--- Extracted text Enclosed Below ---

Humanity is no longer the only species on Earth that has entered the Stone Age. It’s been known for some time now that various other primates use stone tools, including chimpanzees, capuchins, and macaques. Just recently, a study revealed that there was enough archaeological evidence to prove that macaques in Thailand have been crafting geological tools for at least half a century.

 

Now, it seems that capuchins have them beat. Tools in Brazil, undoubtedly made by capuchin hands, have been dated to be at least 700 years old. This means that just as the Renaissance was beginning in Italy, capuchins were crafting little chisels and hammers out of various stones in South America – although, in all likelihood, they had entered the Stone Age long before this.

 

As the study in the journal Current Biology notes, the field of primate archaeology is relatively nascent. Michael Haslam, the lead author of this research and the head of the Primate Archaeology (Primarch) project at the University of Oxford, is a pioneer in the field. He’s previously uncovered evidence of stone tool use in Thailand by macaques, but this new discovery is far more of a game-changer.

 

“Until now, the only archaeological record of pre-modern, non-human animal tool use comes from a study of three chimpanzee sites in Cote d'Ivoire in Africa, where tools were dated to between 4,300 and 1,300 years old,” Haslam said in a statement. “Here, we have new evidence that suggests monkeys and other primates out of Africa were also using tools for hundreds, possibly thousands of years.”

 

 

 

Capuchins are indubitably clever monkeys. Researchers have long observed them using stones as hand-held hammers and anvils to break open hard, shelled food like cashews and seeds, while younglings watch their elders hammer away and learn from observation.

 

Their geological knowledge was found to be quite astute – anvils were four times heavier than the hammers, and the hammers were four times heavier than the average stones nearby. The anvils tended to be made of layered, flat sandstones, whereas the hammers were forged from pointed, angular quartzite.

--- End of Enclosed Extracted text ---

* Things to do
(a) In the capuchin article, how old are the stone tools found in Brazil dated to be?
(b) Please mark each of these statements yes or no according to the capuchin article, quoting the words that decide it: (i) The anvils were four times heavier than the hammers. (ii) The hammers were made of layered, flat sandstone. (iii) The chimpanzee tools in Cote d'Ivoire were dated to between 4,300 and 1,300 years old.

--- Supplied information Enclosed Below ---

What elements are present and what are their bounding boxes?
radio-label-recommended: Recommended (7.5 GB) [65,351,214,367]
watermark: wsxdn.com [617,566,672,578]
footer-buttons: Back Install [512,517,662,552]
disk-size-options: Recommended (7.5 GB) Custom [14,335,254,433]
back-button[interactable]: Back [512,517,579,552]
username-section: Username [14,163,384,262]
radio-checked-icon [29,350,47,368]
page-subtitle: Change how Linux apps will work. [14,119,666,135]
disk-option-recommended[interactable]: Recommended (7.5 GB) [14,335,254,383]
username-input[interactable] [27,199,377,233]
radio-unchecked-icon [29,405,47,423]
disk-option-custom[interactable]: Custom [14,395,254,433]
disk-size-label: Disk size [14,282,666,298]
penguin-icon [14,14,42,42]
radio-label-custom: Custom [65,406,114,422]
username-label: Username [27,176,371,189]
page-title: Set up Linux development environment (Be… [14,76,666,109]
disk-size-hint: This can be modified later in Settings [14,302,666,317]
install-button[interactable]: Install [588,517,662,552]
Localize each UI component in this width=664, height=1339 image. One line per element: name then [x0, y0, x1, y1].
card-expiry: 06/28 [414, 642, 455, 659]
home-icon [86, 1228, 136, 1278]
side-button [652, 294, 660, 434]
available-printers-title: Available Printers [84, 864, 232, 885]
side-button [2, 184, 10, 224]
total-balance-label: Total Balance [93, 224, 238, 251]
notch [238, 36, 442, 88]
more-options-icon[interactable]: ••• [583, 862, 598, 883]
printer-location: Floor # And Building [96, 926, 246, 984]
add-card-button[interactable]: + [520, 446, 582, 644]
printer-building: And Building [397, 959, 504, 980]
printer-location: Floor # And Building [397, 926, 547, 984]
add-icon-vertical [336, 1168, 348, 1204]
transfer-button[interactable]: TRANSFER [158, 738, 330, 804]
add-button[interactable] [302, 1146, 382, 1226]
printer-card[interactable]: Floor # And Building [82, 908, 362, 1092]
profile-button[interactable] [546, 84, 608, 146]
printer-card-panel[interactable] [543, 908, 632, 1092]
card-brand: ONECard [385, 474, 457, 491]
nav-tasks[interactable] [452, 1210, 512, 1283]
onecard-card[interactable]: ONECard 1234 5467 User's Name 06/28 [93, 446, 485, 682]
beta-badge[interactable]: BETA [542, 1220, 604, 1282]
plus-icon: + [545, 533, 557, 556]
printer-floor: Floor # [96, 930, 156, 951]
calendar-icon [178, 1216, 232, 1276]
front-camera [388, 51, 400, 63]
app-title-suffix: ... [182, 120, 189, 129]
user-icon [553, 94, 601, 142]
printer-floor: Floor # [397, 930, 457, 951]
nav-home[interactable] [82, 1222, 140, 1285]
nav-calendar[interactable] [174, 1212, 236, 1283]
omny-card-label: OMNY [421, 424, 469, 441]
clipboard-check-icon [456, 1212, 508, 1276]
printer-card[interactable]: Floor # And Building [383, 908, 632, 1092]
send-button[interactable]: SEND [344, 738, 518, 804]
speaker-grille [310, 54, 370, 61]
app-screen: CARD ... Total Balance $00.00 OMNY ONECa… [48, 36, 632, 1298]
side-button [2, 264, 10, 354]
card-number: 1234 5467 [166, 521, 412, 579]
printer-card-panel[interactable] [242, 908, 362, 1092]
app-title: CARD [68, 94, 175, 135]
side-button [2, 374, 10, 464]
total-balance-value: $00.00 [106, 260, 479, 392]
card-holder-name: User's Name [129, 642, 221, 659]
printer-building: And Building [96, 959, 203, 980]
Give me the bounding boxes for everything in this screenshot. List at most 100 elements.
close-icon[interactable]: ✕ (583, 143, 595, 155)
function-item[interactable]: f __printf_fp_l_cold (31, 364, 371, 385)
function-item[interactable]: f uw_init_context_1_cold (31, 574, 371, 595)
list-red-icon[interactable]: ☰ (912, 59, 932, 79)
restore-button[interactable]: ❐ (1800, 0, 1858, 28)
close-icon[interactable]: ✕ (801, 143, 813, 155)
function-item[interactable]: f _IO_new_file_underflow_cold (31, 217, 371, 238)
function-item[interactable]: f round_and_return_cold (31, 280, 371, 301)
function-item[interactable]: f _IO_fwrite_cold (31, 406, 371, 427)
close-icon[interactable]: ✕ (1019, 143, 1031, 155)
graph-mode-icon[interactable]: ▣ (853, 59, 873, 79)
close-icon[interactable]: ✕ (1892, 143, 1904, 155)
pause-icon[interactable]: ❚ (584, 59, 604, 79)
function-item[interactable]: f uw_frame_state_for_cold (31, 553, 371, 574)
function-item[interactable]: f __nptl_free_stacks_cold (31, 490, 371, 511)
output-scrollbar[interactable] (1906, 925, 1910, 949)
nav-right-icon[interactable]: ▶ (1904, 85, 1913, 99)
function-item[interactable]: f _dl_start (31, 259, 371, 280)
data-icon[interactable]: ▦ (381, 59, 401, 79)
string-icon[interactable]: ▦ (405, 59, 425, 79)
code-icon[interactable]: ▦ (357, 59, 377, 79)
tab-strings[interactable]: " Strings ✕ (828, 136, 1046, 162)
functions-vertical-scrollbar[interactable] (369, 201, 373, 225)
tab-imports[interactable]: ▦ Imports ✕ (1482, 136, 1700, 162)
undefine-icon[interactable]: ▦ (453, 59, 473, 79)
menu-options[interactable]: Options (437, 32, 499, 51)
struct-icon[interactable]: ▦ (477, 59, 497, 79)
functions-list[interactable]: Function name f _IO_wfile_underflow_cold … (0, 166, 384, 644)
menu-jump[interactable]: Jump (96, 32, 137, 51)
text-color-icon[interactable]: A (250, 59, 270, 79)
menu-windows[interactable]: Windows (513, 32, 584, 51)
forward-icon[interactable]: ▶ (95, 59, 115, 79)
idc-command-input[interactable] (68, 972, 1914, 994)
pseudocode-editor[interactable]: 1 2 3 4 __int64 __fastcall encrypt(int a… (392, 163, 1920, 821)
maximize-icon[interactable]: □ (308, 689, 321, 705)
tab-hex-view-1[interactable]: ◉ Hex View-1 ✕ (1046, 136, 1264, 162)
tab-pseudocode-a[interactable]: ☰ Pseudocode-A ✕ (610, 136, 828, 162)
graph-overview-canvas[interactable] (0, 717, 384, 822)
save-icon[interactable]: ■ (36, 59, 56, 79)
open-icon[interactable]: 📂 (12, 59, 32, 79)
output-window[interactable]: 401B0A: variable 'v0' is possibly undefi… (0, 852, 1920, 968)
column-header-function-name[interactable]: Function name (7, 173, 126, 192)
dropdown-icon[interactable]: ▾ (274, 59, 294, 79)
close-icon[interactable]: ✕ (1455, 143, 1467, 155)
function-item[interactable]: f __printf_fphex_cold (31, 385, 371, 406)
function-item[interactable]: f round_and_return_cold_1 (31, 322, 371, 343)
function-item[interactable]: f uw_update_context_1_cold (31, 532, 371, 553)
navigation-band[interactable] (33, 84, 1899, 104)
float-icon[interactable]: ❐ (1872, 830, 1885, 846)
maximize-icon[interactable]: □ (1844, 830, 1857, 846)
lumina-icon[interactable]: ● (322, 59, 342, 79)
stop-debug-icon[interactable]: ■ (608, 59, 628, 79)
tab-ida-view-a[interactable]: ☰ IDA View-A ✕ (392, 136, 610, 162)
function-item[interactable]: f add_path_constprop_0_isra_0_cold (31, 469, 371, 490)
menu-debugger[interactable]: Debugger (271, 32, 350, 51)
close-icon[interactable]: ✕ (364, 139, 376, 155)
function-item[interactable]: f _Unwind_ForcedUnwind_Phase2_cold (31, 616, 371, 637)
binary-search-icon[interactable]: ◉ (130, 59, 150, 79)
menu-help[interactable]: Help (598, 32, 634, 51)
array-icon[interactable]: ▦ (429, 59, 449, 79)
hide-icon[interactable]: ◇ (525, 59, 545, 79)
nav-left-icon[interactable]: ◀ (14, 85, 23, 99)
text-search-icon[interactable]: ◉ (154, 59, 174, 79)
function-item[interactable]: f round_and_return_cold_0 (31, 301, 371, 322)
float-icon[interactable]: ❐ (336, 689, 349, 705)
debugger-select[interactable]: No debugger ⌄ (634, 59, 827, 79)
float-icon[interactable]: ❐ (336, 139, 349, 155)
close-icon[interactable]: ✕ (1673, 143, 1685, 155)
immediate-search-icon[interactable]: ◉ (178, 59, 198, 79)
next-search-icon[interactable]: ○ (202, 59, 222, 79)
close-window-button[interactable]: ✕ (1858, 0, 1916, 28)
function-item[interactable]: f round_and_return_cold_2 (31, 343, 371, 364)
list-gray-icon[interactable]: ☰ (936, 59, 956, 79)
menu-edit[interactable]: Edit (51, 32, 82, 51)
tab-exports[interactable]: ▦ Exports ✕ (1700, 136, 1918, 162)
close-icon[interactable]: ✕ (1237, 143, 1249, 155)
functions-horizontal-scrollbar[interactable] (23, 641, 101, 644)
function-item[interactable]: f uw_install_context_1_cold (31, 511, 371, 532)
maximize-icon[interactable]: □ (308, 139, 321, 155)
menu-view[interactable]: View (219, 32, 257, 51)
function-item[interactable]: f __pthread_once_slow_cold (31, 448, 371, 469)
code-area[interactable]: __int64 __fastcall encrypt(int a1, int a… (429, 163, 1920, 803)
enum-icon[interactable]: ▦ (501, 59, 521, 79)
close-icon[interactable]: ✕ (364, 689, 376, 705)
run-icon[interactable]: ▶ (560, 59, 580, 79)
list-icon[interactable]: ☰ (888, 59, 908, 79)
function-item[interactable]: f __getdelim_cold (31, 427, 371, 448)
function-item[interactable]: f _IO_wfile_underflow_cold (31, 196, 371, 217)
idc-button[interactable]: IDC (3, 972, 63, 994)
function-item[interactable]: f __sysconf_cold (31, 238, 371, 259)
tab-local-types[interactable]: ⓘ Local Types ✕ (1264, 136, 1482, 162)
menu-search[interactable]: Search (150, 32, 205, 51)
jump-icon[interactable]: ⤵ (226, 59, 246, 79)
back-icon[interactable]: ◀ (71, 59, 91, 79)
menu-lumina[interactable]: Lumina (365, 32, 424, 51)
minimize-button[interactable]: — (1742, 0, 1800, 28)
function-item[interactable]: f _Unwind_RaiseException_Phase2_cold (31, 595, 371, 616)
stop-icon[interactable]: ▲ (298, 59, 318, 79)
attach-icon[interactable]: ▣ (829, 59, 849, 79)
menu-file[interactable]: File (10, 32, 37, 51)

--- End of Enclosed Supplied information ---

* Answer list
(a) At least 700 years old.

(b)
(i) Yes: "anvils were four times heavier than the hammers"
(ii) No: "the hammers were forged from pointed, angular quartzite"
(iii) Yes: "where tools were dated to between 4,300 and 1,300 years old"